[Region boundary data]
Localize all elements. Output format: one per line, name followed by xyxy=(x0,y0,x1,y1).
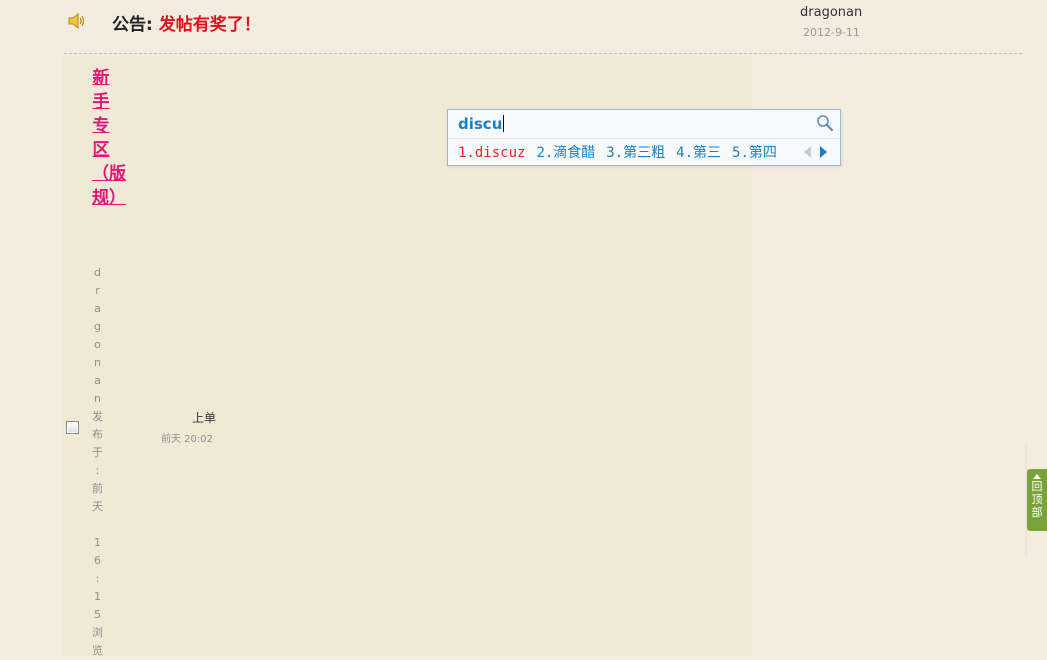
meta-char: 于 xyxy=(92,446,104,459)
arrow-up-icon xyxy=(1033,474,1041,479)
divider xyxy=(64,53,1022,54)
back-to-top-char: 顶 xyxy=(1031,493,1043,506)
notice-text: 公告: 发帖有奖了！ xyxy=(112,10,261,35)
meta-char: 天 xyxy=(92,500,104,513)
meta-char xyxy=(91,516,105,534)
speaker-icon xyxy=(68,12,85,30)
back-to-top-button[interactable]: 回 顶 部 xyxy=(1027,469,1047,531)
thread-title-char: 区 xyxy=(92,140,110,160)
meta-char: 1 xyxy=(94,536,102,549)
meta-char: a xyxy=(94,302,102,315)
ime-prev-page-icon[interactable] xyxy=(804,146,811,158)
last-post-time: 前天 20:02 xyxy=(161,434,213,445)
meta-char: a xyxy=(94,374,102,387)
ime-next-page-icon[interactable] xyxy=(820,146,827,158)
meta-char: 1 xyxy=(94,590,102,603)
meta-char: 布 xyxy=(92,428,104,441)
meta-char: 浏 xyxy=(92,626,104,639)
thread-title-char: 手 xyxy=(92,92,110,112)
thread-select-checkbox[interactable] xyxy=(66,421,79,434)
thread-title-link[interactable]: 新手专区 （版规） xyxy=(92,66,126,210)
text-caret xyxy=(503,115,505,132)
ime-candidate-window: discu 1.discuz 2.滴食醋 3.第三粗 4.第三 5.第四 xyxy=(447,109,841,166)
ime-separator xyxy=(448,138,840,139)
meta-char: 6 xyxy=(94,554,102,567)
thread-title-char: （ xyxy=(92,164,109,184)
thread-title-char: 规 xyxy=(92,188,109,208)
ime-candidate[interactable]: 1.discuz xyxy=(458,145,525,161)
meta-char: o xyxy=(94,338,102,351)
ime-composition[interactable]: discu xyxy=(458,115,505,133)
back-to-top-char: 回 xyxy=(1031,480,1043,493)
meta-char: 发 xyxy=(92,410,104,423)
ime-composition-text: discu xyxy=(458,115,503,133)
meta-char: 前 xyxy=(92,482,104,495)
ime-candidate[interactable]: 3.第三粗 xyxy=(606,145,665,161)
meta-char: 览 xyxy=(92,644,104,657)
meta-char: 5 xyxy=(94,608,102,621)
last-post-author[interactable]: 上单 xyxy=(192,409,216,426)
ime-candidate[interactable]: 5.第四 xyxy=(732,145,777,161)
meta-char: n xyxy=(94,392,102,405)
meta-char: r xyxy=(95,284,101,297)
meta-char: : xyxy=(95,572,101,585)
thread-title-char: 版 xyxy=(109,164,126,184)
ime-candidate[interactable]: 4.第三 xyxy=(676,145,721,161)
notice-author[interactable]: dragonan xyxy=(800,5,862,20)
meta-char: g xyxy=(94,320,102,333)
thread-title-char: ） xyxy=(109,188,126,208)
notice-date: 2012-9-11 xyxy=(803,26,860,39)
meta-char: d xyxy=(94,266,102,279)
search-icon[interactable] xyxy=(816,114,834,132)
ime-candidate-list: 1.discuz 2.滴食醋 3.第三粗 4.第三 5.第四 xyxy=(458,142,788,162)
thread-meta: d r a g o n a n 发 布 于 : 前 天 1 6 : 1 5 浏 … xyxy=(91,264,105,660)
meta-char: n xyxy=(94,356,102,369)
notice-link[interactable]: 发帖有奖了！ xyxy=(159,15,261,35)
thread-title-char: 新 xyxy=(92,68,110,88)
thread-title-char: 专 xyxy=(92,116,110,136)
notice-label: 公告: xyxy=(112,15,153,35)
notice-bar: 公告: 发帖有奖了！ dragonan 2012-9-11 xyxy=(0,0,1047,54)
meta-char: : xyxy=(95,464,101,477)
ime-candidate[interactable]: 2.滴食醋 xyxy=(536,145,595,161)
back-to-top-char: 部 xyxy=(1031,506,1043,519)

* * *

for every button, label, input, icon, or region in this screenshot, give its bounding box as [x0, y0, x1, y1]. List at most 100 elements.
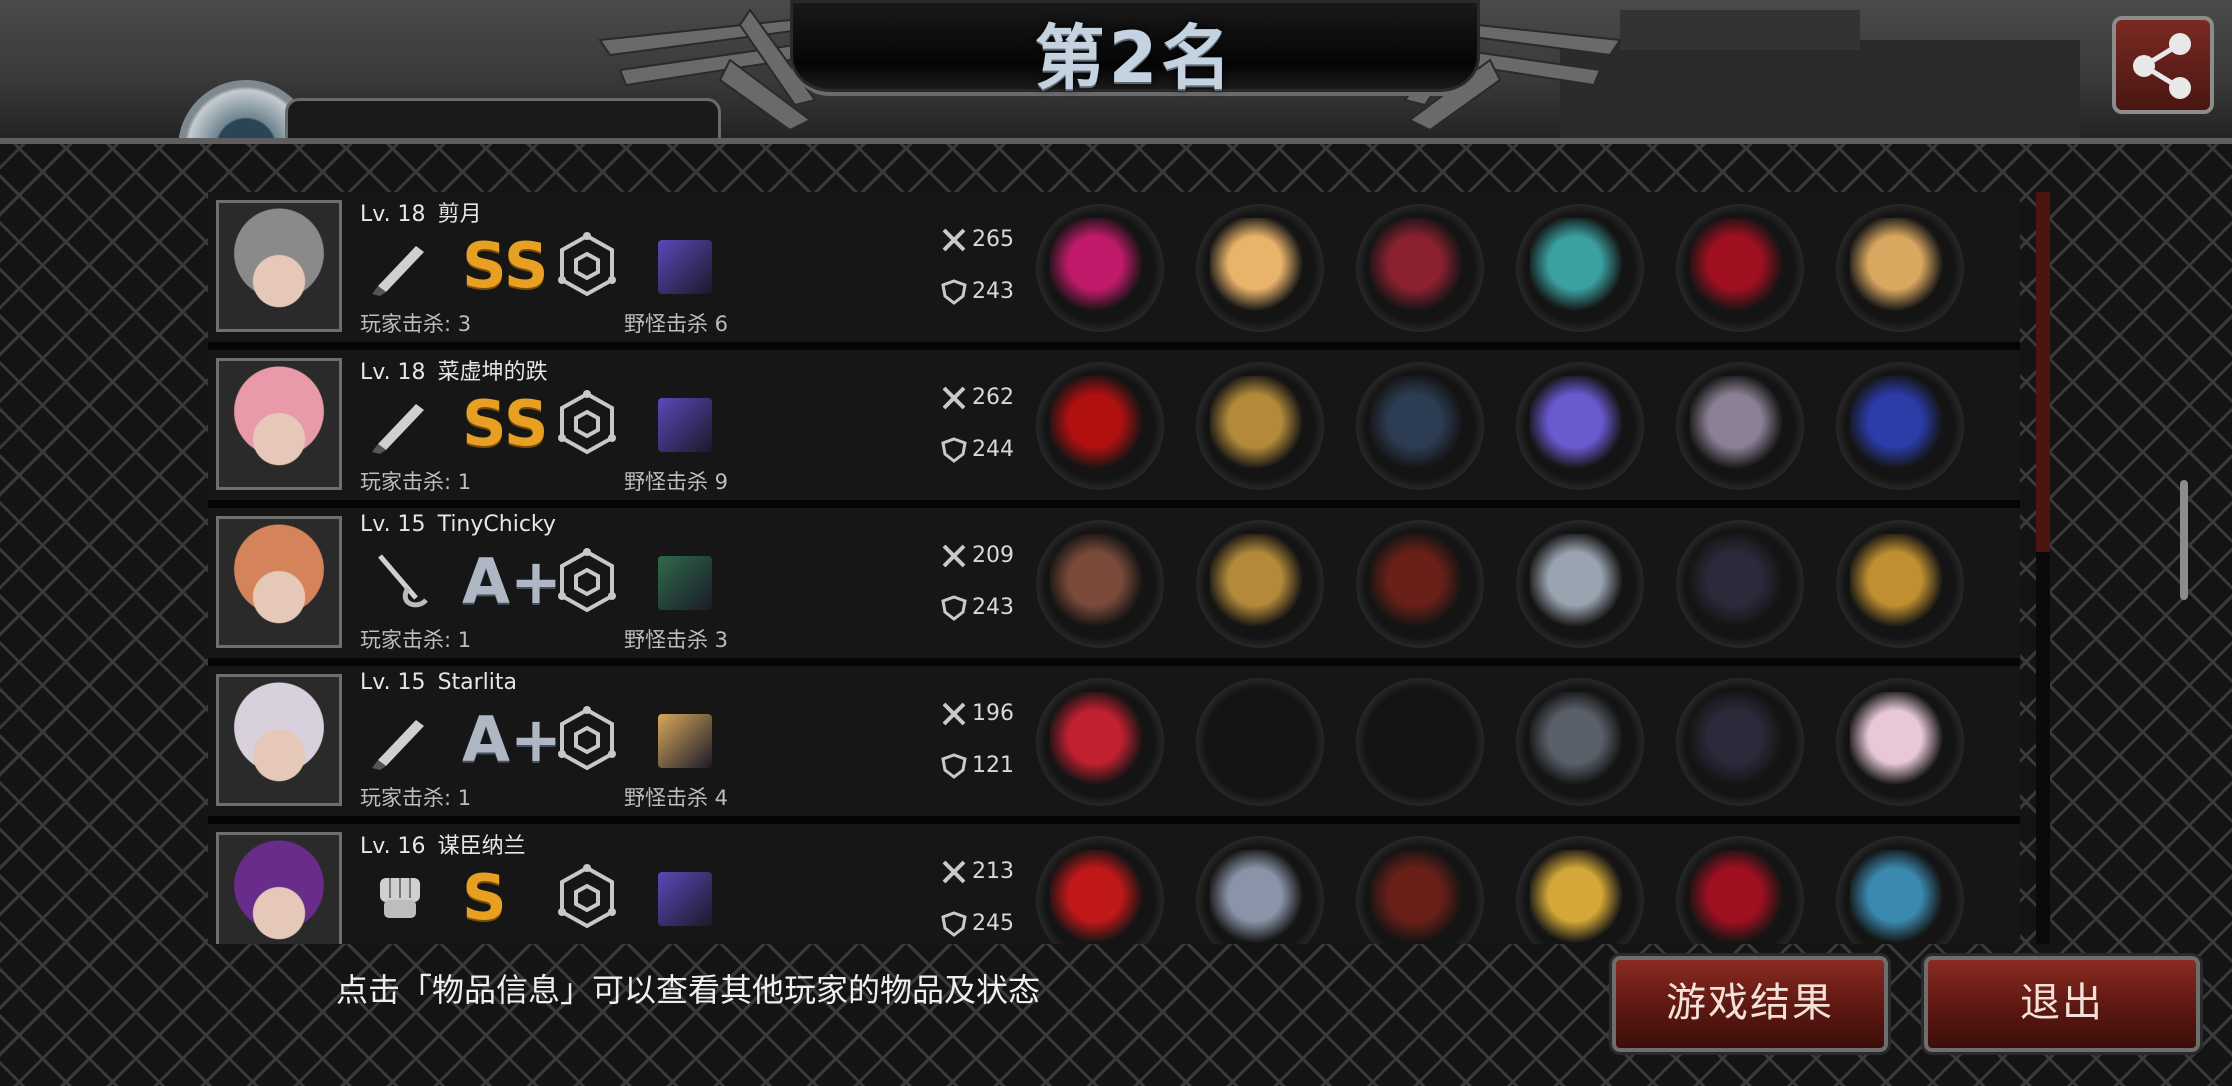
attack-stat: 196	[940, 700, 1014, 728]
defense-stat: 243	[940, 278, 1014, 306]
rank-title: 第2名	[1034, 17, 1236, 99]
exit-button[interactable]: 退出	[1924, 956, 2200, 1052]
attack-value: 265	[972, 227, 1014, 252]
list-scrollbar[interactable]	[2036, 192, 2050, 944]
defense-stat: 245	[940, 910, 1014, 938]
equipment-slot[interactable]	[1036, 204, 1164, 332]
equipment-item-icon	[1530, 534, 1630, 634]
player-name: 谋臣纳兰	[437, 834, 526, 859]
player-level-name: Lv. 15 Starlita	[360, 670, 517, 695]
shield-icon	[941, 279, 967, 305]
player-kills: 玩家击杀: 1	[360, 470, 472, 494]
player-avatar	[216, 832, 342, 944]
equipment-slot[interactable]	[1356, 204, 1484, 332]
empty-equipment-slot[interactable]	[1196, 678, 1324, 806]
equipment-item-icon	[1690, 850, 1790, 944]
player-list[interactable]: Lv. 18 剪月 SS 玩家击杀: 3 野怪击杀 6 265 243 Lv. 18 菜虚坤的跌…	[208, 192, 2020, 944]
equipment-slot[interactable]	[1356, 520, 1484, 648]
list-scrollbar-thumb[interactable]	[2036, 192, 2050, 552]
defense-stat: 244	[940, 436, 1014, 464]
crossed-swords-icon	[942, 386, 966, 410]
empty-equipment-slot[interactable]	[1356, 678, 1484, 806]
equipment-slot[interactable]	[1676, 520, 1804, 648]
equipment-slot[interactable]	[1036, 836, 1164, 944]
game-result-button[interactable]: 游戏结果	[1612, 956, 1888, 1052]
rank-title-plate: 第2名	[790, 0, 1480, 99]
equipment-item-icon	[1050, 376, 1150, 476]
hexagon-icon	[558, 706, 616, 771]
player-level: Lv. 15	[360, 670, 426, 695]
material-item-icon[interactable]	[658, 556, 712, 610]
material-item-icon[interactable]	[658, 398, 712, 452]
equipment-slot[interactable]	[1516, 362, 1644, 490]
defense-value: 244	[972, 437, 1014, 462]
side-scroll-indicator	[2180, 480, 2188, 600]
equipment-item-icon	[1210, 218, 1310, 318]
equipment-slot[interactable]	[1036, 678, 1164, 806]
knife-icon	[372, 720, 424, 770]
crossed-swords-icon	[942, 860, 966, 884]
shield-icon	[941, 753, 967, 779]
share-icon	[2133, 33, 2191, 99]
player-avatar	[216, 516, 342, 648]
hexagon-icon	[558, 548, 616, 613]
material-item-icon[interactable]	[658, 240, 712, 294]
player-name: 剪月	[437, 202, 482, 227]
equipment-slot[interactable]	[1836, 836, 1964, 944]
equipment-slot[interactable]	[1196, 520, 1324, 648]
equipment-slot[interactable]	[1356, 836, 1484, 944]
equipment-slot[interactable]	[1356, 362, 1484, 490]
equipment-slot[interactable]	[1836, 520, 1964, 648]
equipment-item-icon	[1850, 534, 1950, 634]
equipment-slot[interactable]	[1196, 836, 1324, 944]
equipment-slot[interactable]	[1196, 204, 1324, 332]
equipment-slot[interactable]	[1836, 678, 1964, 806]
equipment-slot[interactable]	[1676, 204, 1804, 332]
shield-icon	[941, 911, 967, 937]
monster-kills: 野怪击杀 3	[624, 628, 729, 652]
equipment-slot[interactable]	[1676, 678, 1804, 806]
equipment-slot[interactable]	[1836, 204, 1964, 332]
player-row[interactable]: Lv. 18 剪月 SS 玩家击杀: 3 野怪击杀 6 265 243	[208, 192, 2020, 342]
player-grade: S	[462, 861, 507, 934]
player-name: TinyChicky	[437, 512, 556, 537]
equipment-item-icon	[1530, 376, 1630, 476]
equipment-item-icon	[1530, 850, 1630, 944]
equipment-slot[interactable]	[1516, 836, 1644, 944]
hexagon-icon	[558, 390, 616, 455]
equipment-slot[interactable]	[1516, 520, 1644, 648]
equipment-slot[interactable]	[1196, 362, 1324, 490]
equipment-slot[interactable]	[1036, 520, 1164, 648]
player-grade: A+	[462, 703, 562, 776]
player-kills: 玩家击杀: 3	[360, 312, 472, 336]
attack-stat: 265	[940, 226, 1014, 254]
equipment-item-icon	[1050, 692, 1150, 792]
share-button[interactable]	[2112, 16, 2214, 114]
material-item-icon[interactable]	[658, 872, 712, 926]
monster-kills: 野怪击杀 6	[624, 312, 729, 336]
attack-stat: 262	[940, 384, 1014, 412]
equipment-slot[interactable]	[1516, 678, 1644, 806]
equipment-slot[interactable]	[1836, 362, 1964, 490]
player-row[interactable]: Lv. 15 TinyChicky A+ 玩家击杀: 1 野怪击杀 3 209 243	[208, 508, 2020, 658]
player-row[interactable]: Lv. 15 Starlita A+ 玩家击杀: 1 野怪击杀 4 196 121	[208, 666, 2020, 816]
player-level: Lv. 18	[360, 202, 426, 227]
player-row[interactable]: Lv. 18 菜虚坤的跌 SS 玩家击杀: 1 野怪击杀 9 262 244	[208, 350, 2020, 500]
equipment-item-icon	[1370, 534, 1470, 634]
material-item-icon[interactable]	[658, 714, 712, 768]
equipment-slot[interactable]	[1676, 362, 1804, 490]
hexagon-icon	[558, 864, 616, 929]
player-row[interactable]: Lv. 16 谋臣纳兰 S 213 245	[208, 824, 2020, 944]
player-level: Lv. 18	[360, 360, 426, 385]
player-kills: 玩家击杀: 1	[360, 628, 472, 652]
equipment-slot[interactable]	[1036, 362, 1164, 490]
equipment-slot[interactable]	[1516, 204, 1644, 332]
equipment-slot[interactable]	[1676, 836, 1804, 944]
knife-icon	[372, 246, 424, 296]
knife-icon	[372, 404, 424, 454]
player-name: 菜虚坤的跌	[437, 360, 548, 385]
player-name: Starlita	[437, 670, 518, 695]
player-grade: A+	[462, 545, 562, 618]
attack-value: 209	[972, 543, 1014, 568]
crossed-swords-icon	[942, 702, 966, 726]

▶ [What you need to do]: Copy out the lines of the material from the one containing "700, 1014, 728]" through the one containing "678, 1484, 806]", with both of those lines included.

▶ [Answer to the exercise]:
attack-stat: 196	[940, 700, 1014, 728]
defense-stat: 243	[940, 278, 1014, 306]
rank-title: 第2名	[1034, 17, 1236, 99]
exit-button[interactable]: 退出	[1924, 956, 2200, 1052]
attack-value: 265	[972, 227, 1014, 252]
list-scrollbar[interactable]	[2036, 192, 2050, 944]
defense-stat: 245	[940, 910, 1014, 938]
equipment-slot[interactable]	[1036, 204, 1164, 332]
equipment-item-icon	[1530, 534, 1630, 634]
player-name: 谋臣纳兰	[437, 834, 526, 859]
player-level-name: Lv. 15 Starlita	[360, 670, 517, 695]
shield-icon	[941, 279, 967, 305]
player-kills: 玩家击杀: 1	[360, 470, 472, 494]
player-avatar	[216, 832, 342, 944]
equipment-slot[interactable]	[1356, 204, 1484, 332]
empty-equipment-slot[interactable]	[1196, 678, 1324, 806]
equipment-item-icon	[1690, 850, 1790, 944]
player-list[interactable]: Lv. 18 剪月 SS 玩家击杀: 3 野怪击杀 6 265 243 Lv. 18 菜虚坤的跌…	[208, 192, 2020, 944]
equipment-slot[interactable]	[1356, 520, 1484, 648]
list-scrollbar-thumb[interactable]	[2036, 192, 2050, 552]
defense-stat: 244	[940, 436, 1014, 464]
crossed-swords-icon	[942, 386, 966, 410]
empty-equipment-slot[interactable]	[1356, 678, 1484, 806]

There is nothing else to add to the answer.